--- Source data ---
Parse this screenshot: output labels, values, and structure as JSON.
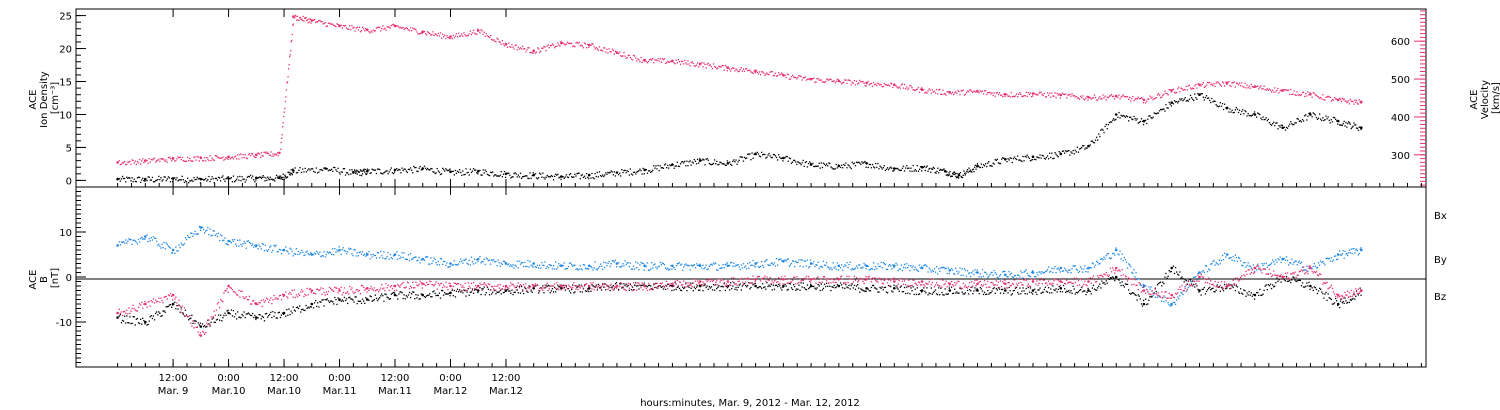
{
  "colors": {
    "density": "#000000",
    "velocity": "#e8336a",
    "bx": "#000000",
    "by": "#1f88e5",
    "bz": "#e8336a"
  },
  "chart_data": [
    {
      "type": "scatter",
      "panel": "top",
      "ylabel_lines": [
        "ACE",
        "Ion Density",
        "[cm⁻³]"
      ],
      "ylabel_right_lines": [
        "ACE",
        "Velocity",
        "[km/s]"
      ],
      "ylim": [
        -1,
        26
      ],
      "yticks": [
        0,
        5,
        10,
        15,
        20,
        25
      ],
      "ylim_right": [
        215,
        685
      ],
      "yticks_right": [
        300,
        400,
        500,
        600
      ],
      "series": [
        {
          "key": "density",
          "axis": "left",
          "color": "#000000",
          "x": [
            0,
            6,
            12,
            18,
            24,
            30,
            35,
            38,
            45,
            51,
            54,
            60,
            66,
            72,
            78,
            84,
            90,
            96,
            102,
            108,
            114,
            120,
            126,
            132,
            138,
            144,
            150,
            156,
            162,
            168,
            174,
            179,
            182,
            186,
            192,
            198,
            204,
            210,
            216,
            222,
            228,
            234,
            240,
            246,
            252,
            258,
            264,
            269
          ],
          "y": [
            0.2,
            0.2,
            0.3,
            0.2,
            0.3,
            0.4,
            0.4,
            1.5,
            1.8,
            1.2,
            1.4,
            1.6,
            1.8,
            1.3,
            1.4,
            1.0,
            0.8,
            0.6,
            0.8,
            1.2,
            1.6,
            2.4,
            3.0,
            2.6,
            4.0,
            3.4,
            2.4,
            2.2,
            2.6,
            1.8,
            2.0,
            1.4,
            0.8,
            2.2,
            3.2,
            3.6,
            4.0,
            5.2,
            10.0,
            9.0,
            11.8,
            13.0,
            11.0,
            10.0,
            8.0,
            10.0,
            9.0,
            8.0
          ]
        },
        {
          "key": "velocity",
          "axis": "right",
          "color": "#e8336a",
          "x": [
            0,
            6,
            12,
            18,
            24,
            30,
            35,
            38,
            42,
            48,
            54,
            60,
            66,
            72,
            78,
            84,
            90,
            96,
            102,
            108,
            114,
            120,
            126,
            132,
            138,
            144,
            150,
            156,
            162,
            168,
            174,
            180,
            186,
            192,
            198,
            204,
            210,
            216,
            222,
            228,
            234,
            240,
            246,
            252,
            258,
            264,
            269
          ],
          "y": [
            280,
            285,
            290,
            292,
            295,
            300,
            305,
            665,
            655,
            640,
            630,
            640,
            625,
            612,
            628,
            592,
            575,
            595,
            590,
            570,
            550,
            548,
            540,
            530,
            522,
            510,
            500,
            495,
            490,
            485,
            472,
            465,
            468,
            460,
            462,
            458,
            452,
            455,
            445,
            470,
            485,
            490,
            480,
            470,
            460,
            445,
            440
          ]
        }
      ]
    },
    {
      "type": "scatter",
      "panel": "bottom",
      "ylabel_lines": [
        "ACE",
        "B",
        "[nT]"
      ],
      "ylim": [
        -20,
        20
      ],
      "yticks": [
        -10,
        0,
        10
      ],
      "legend": [
        "Bx",
        "By",
        "Bz"
      ],
      "series": [
        {
          "key": "bx",
          "label": "Bx",
          "color": "#000000",
          "x": [
            0,
            6,
            12,
            18,
            24,
            30,
            36,
            42,
            48,
            54,
            60,
            66,
            72,
            78,
            84,
            90,
            96,
            102,
            108,
            114,
            120,
            126,
            132,
            138,
            144,
            150,
            156,
            162,
            168,
            174,
            180,
            186,
            192,
            198,
            204,
            210,
            216,
            222,
            228,
            234,
            240,
            246,
            252,
            258,
            264,
            269
          ],
          "y": [
            -9.0,
            -10.0,
            -6.0,
            -11.0,
            -8.0,
            -9.0,
            -8.0,
            -6.0,
            -5.0,
            -5.0,
            -4.0,
            -4.0,
            -3.5,
            -3.0,
            -3.0,
            -2.5,
            -2.5,
            -2.5,
            -2.0,
            -2.0,
            -2.0,
            -2.0,
            -2.0,
            -2.0,
            -2.0,
            -2.0,
            -2.0,
            -2.5,
            -2.5,
            -3.0,
            -3.0,
            -3.0,
            -3.0,
            -3.0,
            -2.5,
            -3.0,
            0.0,
            -6.0,
            2.0,
            -3.0,
            -2.0,
            -4.0,
            0.0,
            -2.0,
            -6.0,
            -3.0
          ]
        },
        {
          "key": "by",
          "label": "By",
          "color": "#1f88e5",
          "x": [
            0,
            6,
            12,
            18,
            24,
            30,
            36,
            42,
            48,
            54,
            60,
            66,
            72,
            78,
            84,
            90,
            96,
            102,
            108,
            114,
            120,
            126,
            132,
            138,
            144,
            150,
            156,
            162,
            168,
            174,
            180,
            186,
            192,
            198,
            204,
            210,
            216,
            222,
            228,
            234,
            240,
            246,
            252,
            258,
            264,
            269
          ],
          "y": [
            7.0,
            9.0,
            6.0,
            11.0,
            8.0,
            7.0,
            6.0,
            5.0,
            6.0,
            5.0,
            5.0,
            4.0,
            3.0,
            4.0,
            3.0,
            3.0,
            2.5,
            2.5,
            3.0,
            2.5,
            2.5,
            2.5,
            2.5,
            3.0,
            3.5,
            3.0,
            2.5,
            2.5,
            2.5,
            2.0,
            1.5,
            1.0,
            0.5,
            1.0,
            2.0,
            2.0,
            6.0,
            -2.0,
            -6.0,
            1.0,
            5.0,
            2.0,
            4.0,
            2.0,
            5.0,
            6.0
          ]
        },
        {
          "key": "bz",
          "label": "Bz",
          "color": "#e8336a",
          "x": [
            0,
            6,
            12,
            18,
            24,
            30,
            36,
            42,
            48,
            54,
            60,
            66,
            72,
            78,
            84,
            90,
            96,
            102,
            108,
            114,
            120,
            126,
            132,
            138,
            144,
            150,
            156,
            162,
            168,
            174,
            180,
            186,
            192,
            198,
            204,
            210,
            216,
            222,
            228,
            234,
            240,
            246,
            252,
            258,
            264,
            269
          ],
          "y": [
            -8.0,
            -6.0,
            -4.0,
            -13.0,
            -2.0,
            -6.0,
            -4.0,
            -3.0,
            -3.0,
            -2.5,
            -2.0,
            -1.5,
            -2.0,
            -2.0,
            -2.0,
            -2.0,
            -2.0,
            -2.0,
            -2.0,
            -2.0,
            -1.5,
            -1.0,
            -1.0,
            -0.5,
            -0.5,
            -0.5,
            -0.5,
            -0.5,
            -1.0,
            -1.0,
            -1.5,
            -1.5,
            -1.5,
            -1.0,
            -1.0,
            -1.0,
            2.0,
            -3.0,
            -4.0,
            0.0,
            -2.0,
            2.0,
            0.0,
            2.0,
            -4.0,
            -3.0
          ]
        }
      ]
    }
  ],
  "x_axis": {
    "xlim": [
      -9,
      283
    ],
    "ticks": [
      {
        "x": 12,
        "line1": "12:00",
        "line2": "Mar. 9"
      },
      {
        "x": 24,
        "line1": "0:00",
        "line2": "Mar.10"
      },
      {
        "x": 36,
        "line1": "12:00",
        "line2": "Mar.10"
      },
      {
        "x": 48,
        "line1": "0:00",
        "line2": "Mar.11"
      },
      {
        "x": 60,
        "line1": "12:00",
        "line2": "Mar.11"
      },
      {
        "x": 72,
        "line1": "0:00",
        "line2": "Mar.12"
      },
      {
        "x": 84,
        "line1": "12:00",
        "line2": "Mar.12"
      }
    ],
    "title": "hours:minutes, Mar.  9, 2012 - Mar. 12, 2012"
  }
}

--- Exercise brief ---
Without the pictures, retype the whole of the material above exactly.

--- Solution ---
Parse this screenshot: output labels, values, and structure as JSON.
{
  "colors": {
    "density": "#000000",
    "velocity": "#e8336a",
    "bx": "#000000",
    "by": "#1f88e5",
    "bz": "#e8336a"
  },
  "chart_data": [
    {
      "type": "scatter",
      "panel": "top",
      "ylabel_lines": [
        "ACE",
        "Ion Density",
        "[cm⁻³]"
      ],
      "ylabel_right_lines": [
        "ACE",
        "Velocity",
        "[km/s]"
      ],
      "ylim": [
        -1,
        26
      ],
      "yticks": [
        0,
        5,
        10,
        15,
        20,
        25
      ],
      "ylim_right": [
        215,
        685
      ],
      "yticks_right": [
        300,
        400,
        500,
        600
      ],
      "series": [
        {
          "key": "density",
          "axis": "left",
          "color": "#000000",
          "x": [
            0,
            6,
            12,
            18,
            24,
            30,
            35,
            38,
            45,
            51,
            54,
            60,
            66,
            72,
            78,
            84,
            90,
            96,
            102,
            108,
            114,
            120,
            126,
            132,
            138,
            144,
            150,
            156,
            162,
            168,
            174,
            179,
            182,
            186,
            192,
            198,
            204,
            210,
            216,
            222,
            228,
            234,
            240,
            246,
            252,
            258,
            264,
            269
          ],
          "y": [
            0.2,
            0.2,
            0.3,
            0.2,
            0.3,
            0.4,
            0.4,
            1.5,
            1.8,
            1.2,
            1.4,
            1.6,
            1.8,
            1.3,
            1.4,
            1.0,
            0.8,
            0.6,
            0.8,
            1.2,
            1.6,
            2.4,
            3.0,
            2.6,
            4.0,
            3.4,
            2.4,
            2.2,
            2.6,
            1.8,
            2.0,
            1.4,
            0.8,
            2.2,
            3.2,
            3.6,
            4.0,
            5.2,
            10.0,
            9.0,
            11.8,
            13.0,
            11.0,
            10.0,
            8.0,
            10.0,
            9.0,
            8.0
          ]
        },
        {
          "key": "velocity",
          "axis": "right",
          "color": "#e8336a",
          "x": [
            0,
            6,
            12,
            18,
            24,
            30,
            35,
            38,
            42,
            48,
            54,
            60,
            66,
            72,
            78,
            84,
            90,
            96,
            102,
            108,
            114,
            120,
            126,
            132,
            138,
            144,
            150,
            156,
            162,
            168,
            174,
            180,
            186,
            192,
            198,
            204,
            210,
            216,
            222,
            228,
            234,
            240,
            246,
            252,
            258,
            264,
            269
          ],
          "y": [
            280,
            285,
            290,
            292,
            295,
            300,
            305,
            665,
            655,
            640,
            630,
            640,
            625,
            612,
            628,
            592,
            575,
            595,
            590,
            570,
            550,
            548,
            540,
            530,
            522,
            510,
            500,
            495,
            490,
            485,
            472,
            465,
            468,
            460,
            462,
            458,
            452,
            455,
            445,
            470,
            485,
            490,
            480,
            470,
            460,
            445,
            440
          ]
        }
      ]
    },
    {
      "type": "scatter",
      "panel": "bottom",
      "ylabel_lines": [
        "ACE",
        "B",
        "[nT]"
      ],
      "ylim": [
        -20,
        20
      ],
      "yticks": [
        -10,
        0,
        10
      ],
      "legend": [
        "Bx",
        "By",
        "Bz"
      ],
      "series": [
        {
          "key": "bx",
          "label": "Bx",
          "color": "#000000",
          "x": [
            0,
            6,
            12,
            18,
            24,
            30,
            36,
            42,
            48,
            54,
            60,
            66,
            72,
            78,
            84,
            90,
            96,
            102,
            108,
            114,
            120,
            126,
            132,
            138,
            144,
            150,
            156,
            162,
            168,
            174,
            180,
            186,
            192,
            198,
            204,
            210,
            216,
            222,
            228,
            234,
            240,
            246,
            252,
            258,
            264,
            269
          ],
          "y": [
            -9.0,
            -10.0,
            -6.0,
            -11.0,
            -8.0,
            -9.0,
            -8.0,
            -6.0,
            -5.0,
            -5.0,
            -4.0,
            -4.0,
            -3.5,
            -3.0,
            -3.0,
            -2.5,
            -2.5,
            -2.5,
            -2.0,
            -2.0,
            -2.0,
            -2.0,
            -2.0,
            -2.0,
            -2.0,
            -2.0,
            -2.0,
            -2.5,
            -2.5,
            -3.0,
            -3.0,
            -3.0,
            -3.0,
            -3.0,
            -2.5,
            -3.0,
            0.0,
            -6.0,
            2.0,
            -3.0,
            -2.0,
            -4.0,
            0.0,
            -2.0,
            -6.0,
            -3.0
          ]
        },
        {
          "key": "by",
          "label": "By",
          "color": "#1f88e5",
          "x": [
            0,
            6,
            12,
            18,
            24,
            30,
            36,
            42,
            48,
            54,
            60,
            66,
            72,
            78,
            84,
            90,
            96,
            102,
            108,
            114,
            120,
            126,
            132,
            138,
            144,
            150,
            156,
            162,
            168,
            174,
            180,
            186,
            192,
            198,
            204,
            210,
            216,
            222,
            228,
            234,
            240,
            246,
            252,
            258,
            264,
            269
          ],
          "y": [
            7.0,
            9.0,
            6.0,
            11.0,
            8.0,
            7.0,
            6.0,
            5.0,
            6.0,
            5.0,
            5.0,
            4.0,
            3.0,
            4.0,
            3.0,
            3.0,
            2.5,
            2.5,
            3.0,
            2.5,
            2.5,
            2.5,
            2.5,
            3.0,
            3.5,
            3.0,
            2.5,
            2.5,
            2.5,
            2.0,
            1.5,
            1.0,
            0.5,
            1.0,
            2.0,
            2.0,
            6.0,
            -2.0,
            -6.0,
            1.0,
            5.0,
            2.0,
            4.0,
            2.0,
            5.0,
            6.0
          ]
        },
        {
          "key": "bz",
          "label": "Bz",
          "color": "#e8336a",
          "x": [
            0,
            6,
            12,
            18,
            24,
            30,
            36,
            42,
            48,
            54,
            60,
            66,
            72,
            78,
            84,
            90,
            96,
            102,
            108,
            114,
            120,
            126,
            132,
            138,
            144,
            150,
            156,
            162,
            168,
            174,
            180,
            186,
            192,
            198,
            204,
            210,
            216,
            222,
            228,
            234,
            240,
            246,
            252,
            258,
            264,
            269
          ],
          "y": [
            -8.0,
            -6.0,
            -4.0,
            -13.0,
            -2.0,
            -6.0,
            -4.0,
            -3.0,
            -3.0,
            -2.5,
            -2.0,
            -1.5,
            -2.0,
            -2.0,
            -2.0,
            -2.0,
            -2.0,
            -2.0,
            -2.0,
            -2.0,
            -1.5,
            -1.0,
            -1.0,
            -0.5,
            -0.5,
            -0.5,
            -0.5,
            -0.5,
            -1.0,
            -1.0,
            -1.5,
            -1.5,
            -1.5,
            -1.0,
            -1.0,
            -1.0,
            2.0,
            -3.0,
            -4.0,
            0.0,
            -2.0,
            2.0,
            0.0,
            2.0,
            -4.0,
            -3.0
          ]
        }
      ]
    }
  ],
  "x_axis": {
    "xlim": [
      -9,
      283
    ],
    "ticks": [
      {
        "x": 12,
        "line1": "12:00",
        "line2": "Mar. 9"
      },
      {
        "x": 24,
        "line1": "0:00",
        "line2": "Mar.10"
      },
      {
        "x": 36,
        "line1": "12:00",
        "line2": "Mar.10"
      },
      {
        "x": 48,
        "line1": "0:00",
        "line2": "Mar.11"
      },
      {
        "x": 60,
        "line1": "12:00",
        "line2": "Mar.11"
      },
      {
        "x": 72,
        "line1": "0:00",
        "line2": "Mar.12"
      },
      {
        "x": 84,
        "line1": "12:00",
        "line2": "Mar.12"
      }
    ],
    "title": "hours:minutes, Mar.  9, 2012 - Mar. 12, 2012"
  }
}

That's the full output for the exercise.